Copy each line containing the word "KENNELS" from the records that follow, please.

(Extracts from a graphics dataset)

========================

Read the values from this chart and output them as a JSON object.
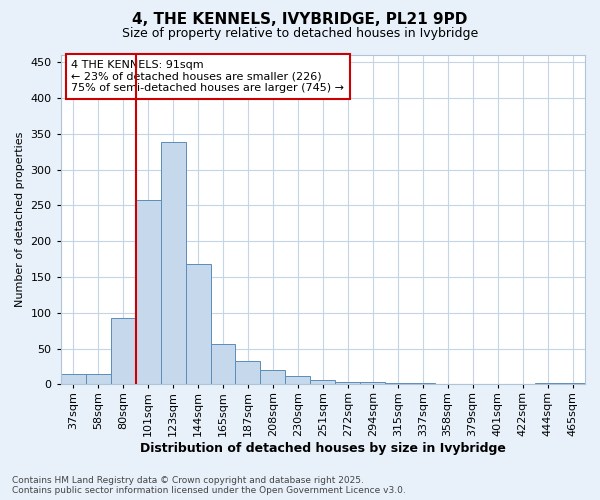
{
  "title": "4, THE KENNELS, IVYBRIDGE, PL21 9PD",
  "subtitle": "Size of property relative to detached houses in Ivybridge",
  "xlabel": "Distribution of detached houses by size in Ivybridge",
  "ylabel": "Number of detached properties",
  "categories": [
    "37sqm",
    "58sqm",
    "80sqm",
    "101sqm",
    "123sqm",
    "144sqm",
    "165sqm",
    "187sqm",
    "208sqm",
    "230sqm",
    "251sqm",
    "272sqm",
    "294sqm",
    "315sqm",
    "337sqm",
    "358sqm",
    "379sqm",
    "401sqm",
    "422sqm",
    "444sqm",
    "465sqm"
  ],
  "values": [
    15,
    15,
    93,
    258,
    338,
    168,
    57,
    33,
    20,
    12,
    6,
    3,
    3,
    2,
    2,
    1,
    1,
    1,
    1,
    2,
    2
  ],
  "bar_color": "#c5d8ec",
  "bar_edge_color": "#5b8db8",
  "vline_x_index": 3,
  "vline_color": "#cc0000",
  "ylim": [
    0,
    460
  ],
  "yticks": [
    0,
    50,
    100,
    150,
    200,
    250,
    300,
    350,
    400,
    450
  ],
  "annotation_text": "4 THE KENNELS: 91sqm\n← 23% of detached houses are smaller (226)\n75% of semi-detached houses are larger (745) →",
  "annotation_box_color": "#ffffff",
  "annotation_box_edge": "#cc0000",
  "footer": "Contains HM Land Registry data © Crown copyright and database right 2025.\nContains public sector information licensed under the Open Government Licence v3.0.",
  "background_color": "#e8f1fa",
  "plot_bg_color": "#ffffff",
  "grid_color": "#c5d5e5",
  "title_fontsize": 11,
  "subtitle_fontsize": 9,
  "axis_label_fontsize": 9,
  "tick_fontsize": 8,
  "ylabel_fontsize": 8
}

========================

_RESPONSE TO THIS TASK_
  "title": "4, THE KENNELS, IVYBRIDGE, PL21 9PD",
  "annotation_text": "4 THE KENNELS: 91sqm\n← 23% of detached houses are smaller (226)\n75% of semi-detached houses are larger (745) →",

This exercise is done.